| Data provided |

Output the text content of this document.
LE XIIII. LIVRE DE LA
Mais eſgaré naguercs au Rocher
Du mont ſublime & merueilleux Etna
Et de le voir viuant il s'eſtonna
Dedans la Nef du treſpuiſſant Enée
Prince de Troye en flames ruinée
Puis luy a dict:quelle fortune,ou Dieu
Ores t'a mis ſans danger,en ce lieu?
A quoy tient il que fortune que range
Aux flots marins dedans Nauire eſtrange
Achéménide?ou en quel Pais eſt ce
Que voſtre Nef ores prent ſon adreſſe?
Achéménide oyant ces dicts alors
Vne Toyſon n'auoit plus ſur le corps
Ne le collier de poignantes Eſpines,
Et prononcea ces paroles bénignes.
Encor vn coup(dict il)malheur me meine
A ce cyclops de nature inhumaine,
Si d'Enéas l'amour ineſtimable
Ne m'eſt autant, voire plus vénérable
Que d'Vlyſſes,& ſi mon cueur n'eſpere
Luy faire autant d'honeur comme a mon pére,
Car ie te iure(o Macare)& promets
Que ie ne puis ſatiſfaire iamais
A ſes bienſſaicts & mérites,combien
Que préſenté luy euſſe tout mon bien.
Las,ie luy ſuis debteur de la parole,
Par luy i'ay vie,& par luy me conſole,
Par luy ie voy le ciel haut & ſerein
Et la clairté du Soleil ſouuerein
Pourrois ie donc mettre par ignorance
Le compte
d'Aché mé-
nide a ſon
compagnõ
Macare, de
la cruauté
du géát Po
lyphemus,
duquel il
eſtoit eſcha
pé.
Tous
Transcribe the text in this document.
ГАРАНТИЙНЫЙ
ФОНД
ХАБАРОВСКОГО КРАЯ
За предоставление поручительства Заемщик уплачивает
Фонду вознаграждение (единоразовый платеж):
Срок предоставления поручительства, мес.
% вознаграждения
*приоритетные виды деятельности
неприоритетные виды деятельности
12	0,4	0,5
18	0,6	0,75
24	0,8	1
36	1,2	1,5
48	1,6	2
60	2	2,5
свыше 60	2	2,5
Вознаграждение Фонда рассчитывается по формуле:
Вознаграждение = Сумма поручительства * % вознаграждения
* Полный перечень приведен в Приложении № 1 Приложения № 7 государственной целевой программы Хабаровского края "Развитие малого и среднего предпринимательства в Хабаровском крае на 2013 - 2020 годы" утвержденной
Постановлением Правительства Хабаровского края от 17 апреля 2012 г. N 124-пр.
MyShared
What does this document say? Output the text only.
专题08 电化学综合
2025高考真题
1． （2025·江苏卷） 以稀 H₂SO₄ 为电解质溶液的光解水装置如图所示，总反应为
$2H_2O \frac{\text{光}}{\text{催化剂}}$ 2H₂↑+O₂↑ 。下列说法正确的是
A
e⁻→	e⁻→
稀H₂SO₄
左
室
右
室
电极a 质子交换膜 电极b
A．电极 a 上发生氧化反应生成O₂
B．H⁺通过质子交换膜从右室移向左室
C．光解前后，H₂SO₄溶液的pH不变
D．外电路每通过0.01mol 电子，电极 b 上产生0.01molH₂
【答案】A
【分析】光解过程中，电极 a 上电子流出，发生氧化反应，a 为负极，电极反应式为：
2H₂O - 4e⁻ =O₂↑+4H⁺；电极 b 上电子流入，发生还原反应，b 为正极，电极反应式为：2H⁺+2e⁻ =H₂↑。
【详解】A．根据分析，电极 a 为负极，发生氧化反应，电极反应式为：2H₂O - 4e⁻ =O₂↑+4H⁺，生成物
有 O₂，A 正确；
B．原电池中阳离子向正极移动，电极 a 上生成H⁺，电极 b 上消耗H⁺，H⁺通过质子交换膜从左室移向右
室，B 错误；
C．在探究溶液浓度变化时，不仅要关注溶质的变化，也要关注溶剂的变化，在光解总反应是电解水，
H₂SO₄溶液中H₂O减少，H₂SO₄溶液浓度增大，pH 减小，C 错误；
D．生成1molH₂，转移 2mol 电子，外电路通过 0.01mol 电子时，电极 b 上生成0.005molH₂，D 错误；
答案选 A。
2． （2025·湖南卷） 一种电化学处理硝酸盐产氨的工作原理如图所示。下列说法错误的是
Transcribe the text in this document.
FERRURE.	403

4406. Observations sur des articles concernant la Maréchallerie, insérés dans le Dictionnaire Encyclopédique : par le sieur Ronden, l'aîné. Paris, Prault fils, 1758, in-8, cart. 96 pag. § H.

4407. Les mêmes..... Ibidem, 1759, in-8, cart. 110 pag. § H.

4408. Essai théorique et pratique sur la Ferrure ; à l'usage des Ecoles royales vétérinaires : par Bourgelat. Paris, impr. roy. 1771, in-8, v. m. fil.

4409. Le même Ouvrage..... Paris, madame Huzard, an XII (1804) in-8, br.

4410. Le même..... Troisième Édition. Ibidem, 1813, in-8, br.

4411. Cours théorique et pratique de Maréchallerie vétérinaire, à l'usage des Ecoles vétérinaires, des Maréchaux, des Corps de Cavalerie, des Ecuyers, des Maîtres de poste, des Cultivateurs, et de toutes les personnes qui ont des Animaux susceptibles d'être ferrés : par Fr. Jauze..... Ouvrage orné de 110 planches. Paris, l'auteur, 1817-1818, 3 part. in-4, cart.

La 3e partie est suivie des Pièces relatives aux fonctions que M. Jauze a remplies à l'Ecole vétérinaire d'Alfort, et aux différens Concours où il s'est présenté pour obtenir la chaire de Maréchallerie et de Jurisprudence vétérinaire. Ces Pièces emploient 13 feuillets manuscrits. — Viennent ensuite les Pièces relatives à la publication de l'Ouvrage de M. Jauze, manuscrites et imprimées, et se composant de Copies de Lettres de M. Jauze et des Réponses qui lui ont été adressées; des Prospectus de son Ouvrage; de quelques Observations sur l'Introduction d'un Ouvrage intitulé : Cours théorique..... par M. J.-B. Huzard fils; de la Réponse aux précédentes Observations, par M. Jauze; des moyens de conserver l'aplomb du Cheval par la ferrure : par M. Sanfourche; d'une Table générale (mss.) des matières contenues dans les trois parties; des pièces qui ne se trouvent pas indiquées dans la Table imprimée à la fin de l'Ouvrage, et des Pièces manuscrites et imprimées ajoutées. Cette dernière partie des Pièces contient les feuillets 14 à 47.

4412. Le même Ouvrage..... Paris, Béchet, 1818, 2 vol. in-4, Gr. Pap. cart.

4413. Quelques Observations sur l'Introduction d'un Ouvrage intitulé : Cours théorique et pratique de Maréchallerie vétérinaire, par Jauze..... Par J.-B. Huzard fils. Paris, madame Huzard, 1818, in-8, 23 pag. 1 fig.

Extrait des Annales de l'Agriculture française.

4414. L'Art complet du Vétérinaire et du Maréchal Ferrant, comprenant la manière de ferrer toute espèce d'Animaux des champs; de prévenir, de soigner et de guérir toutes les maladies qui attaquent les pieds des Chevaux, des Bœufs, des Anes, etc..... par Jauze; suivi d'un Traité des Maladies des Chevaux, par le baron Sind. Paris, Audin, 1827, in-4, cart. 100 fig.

| Your objective |
Extract each entry in full and write it down exactly.

| Task answer |
Output the text content of this document.
LE XIIII. LIVRE DE LA
Mais eſgaré naguercs au Rocher
Du mont ſublime & merueilleux Etna
Et de le voir viuant il s'eſtonna
Dedans la Nef du treſpuiſſant Enée
Prince de Troye en flames ruinée
Puis luy a dict:quelle fortune,ou Dieu
Ores t'a mis ſans danger,en ce lieu?
A quoy tient il que fortune que range
Aux flots marins dedans Nauire eſtrange
Achéménide?ou en quel Pais eſt ce
Que voſtre Nef ores prent ſon adreſſe?
Achéménide oyant ces dicts alors
Vne Toyſon n'auoit plus ſur le corps
Ne le collier de poignantes Eſpines,
Et prononcea ces paroles bénignes.
Encor vn coup(dict il)malheur me meine
A ce cyclops de nature inhumaine,
Si d'Enéas l'amour ineſtimable
Ne m'eſt autant, voire plus vénérable
Que d'Vlyſſes,& ſi mon cueur n'eſpere
Luy faire autant d'honeur comme a mon pére,
Car ie te iure(o Macare)& promets
Que ie ne puis ſatiſfaire iamais
A ſes bienſſaicts & mérites,combien
Que préſenté luy euſſe tout mon bien.
Las,ie luy ſuis debteur de la parole,
Par luy i'ay vie,& par luy me conſole,
Par luy ie voy le ciel haut & ſerein
Et la clairté du Soleil ſouuerein
Pourrois ie donc mettre par ignorance
Le compte
d'Aché mé-
nide a ſon
compagnõ
Macare, de
la cruauté
du géát Po
lyphemus,
duquel il
eſtoit eſcha
pé.
Tous
Transcribe the text in this document.
ГАРАНТИЙНЫЙ
ФОНД
ХАБАРОВСКОГО КРАЯ
За предоставление поручительства Заемщик уплачивает
Фонду вознаграждение (единоразовый платеж):
Срок предоставления поручительства, мес.
% вознаграждения
*приоритетные виды деятельности
неприоритетные виды деятельности
12	0,4	0,5
18	0,6	0,75
24	0,8	1
36	1,2	1,5
48	1,6	2
60	2	2,5
свыше 60	2	2,5
Вознаграждение Фонда рассчитывается по формуле:
Вознаграждение = Сумма поручительства * % вознаграждения
* Полный перечень приведен в Приложении № 1 Приложения № 7 государственной целевой программы Хабаровского края "Развитие малого и среднего предпринимательства в Хабаровском крае на 2013 - 2020 годы" утвержденной
Постановлением Правительства Хабаровского края от 17 апреля 2012 г. N 124-пр.
MyShared
What does this document say? Output the text only.
专题08 电化学综合
2025高考真题
1． （2025·江苏卷） 以稀 H₂SO₄ 为电解质溶液的光解水装置如图所示，总反应为
$2H_2O \frac{\text{光}}{\text{催化剂}}$ 2H₂↑+O₂↑ 。下列说法正确的是
A
e⁻→	e⁻→
稀H₂SO₄
左
室
右
室
电极a 质子交换膜 电极b
A．电极 a 上发生氧化反应生成O₂
B．H⁺通过质子交换膜从右室移向左室
C．光解前后，H₂SO₄溶液的pH不变
D．外电路每通过0.01mol 电子，电极 b 上产生0.01molH₂
【答案】A
【分析】光解过程中，电极 a 上电子流出，发生氧化反应，a 为负极，电极反应式为：
2H₂O - 4e⁻ =O₂↑+4H⁺；电极 b 上电子流入，发生还原反应，b 为正极，电极反应式为：2H⁺+2e⁻ =H₂↑。
【详解】A．根据分析，电极 a 为负极，发生氧化反应，电极反应式为：2H₂O - 4e⁻ =O₂↑+4H⁺，生成物
有 O₂，A 正确；
B．原电池中阳离子向正极移动，电极 a 上生成H⁺，电极 b 上消耗H⁺，H⁺通过质子交换膜从左室移向右
室，B 错误；
C．在探究溶液浓度变化时，不仅要关注溶质的变化，也要关注溶剂的变化，在光解总反应是电解水，
H₂SO₄溶液中H₂O减少，H₂SO₄溶液浓度增大，pH 减小，C 错误；
D．生成1molH₂，转移 2mol 电子，外电路通过 0.01mol 电子时，电极 b 上生成0.005molH₂，D 错误；
答案选 A。
2． （2025·湖南卷） 一种电化学处理硝酸盐产氨的工作原理如图所示。下列说法错误的是
Transcribe the text in this document.
FERRURE.	403

4406. Observations sur des articles concernant la Maréchallerie, insérés dans le Dictionnaire Encyclopédique : par le sieur Ronden, l'aîné. Paris, Prault fils, 1758, in-8, cart. 96 pag. § H.

4407. Les mêmes..... Ibidem, 1759, in-8, cart. 110 pag. § H.

4408. Essai théorique et pratique sur la Ferrure ; à l'usage des Ecoles royales vétérinaires : par Bourgelat. Paris, impr. roy. 1771, in-8, v. m. fil.

4409. Le même Ouvrage..... Paris, madame Huzard, an XII (1804) in-8, br.

4410. Le même..... Troisième Édition. Ibidem, 1813, in-8, br.

4411. Cours théorique et pratique de Maréchallerie vétérinaire, à l'usage des Ecoles vétérinaires, des Maréchaux, des Corps de Cavalerie, des Ecuyers, des Maîtres de poste, des Cultivateurs, et de toutes les personnes qui ont des Animaux susceptibles d'être ferrés : par Fr. Jauze..... Ouvrage orné de 110 planches. Paris, l'auteur, 1817-1818, 3 part. in-4, cart.

La 3e partie est suivie des Pièces relatives aux fonctions que M. Jauze a remplies à l'Ecole vétérinaire d'Alfort, et aux différens Concours où il s'est présenté pour obtenir la chaire de Maréchallerie et de Jurisprudence vétérinaire. Ces Pièces emploient 13 feuillets manuscrits. — Viennent ensuite les Pièces relatives à la publication de l'Ouvrage de M. Jauze, manuscrites et imprimées, et se composant de Copies de Lettres de M. Jauze et des Réponses qui lui ont été adressées; des Prospectus de son Ouvrage; de quelques Observations sur l'Introduction d'un Ouvrage intitulé : Cours théorique..... par M. J.-B. Huzard fils; de la Réponse aux précédentes Observations, par M. Jauze; des moyens de conserver l'aplomb du Cheval par la ferrure : par M. Sanfourche; d'une Table générale (mss.) des matières contenues dans les trois parties; des pièces qui ne se trouvent pas indiquées dans la Table imprimée à la fin de l'Ouvrage, et des Pièces manuscrites et imprimées ajoutées. Cette dernière partie des Pièces contient les feuillets 14 à 47.

4412. Le même Ouvrage..... Paris, Béchet, 1818, 2 vol. in-4, Gr. Pap. cart.

4413. Quelques Observations sur l'Introduction d'un Ouvrage intitulé : Cours théorique et pratique de Maréchallerie vétérinaire, par Jauze..... Par J.-B. Huzard fils. Paris, madame Huzard, 1818, in-8, 23 pag. 1 fig.

Extrait des Annales de l'Agriculture française.

4414. L'Art complet du Vétérinaire et du Maréchal Ferrant, comprenant la manière de ferrer toute espèce d'Animaux des champs; de prévenir, de soigner et de guérir toutes les maladies qui attaquent les pieds des Chevaux, des Bœufs, des Anes, etc..... par Jauze; suivi d'un Traité des Maladies des Chevaux, par le baron Sind. Paris, Audin, 1827, in-4, cart. 100 fig.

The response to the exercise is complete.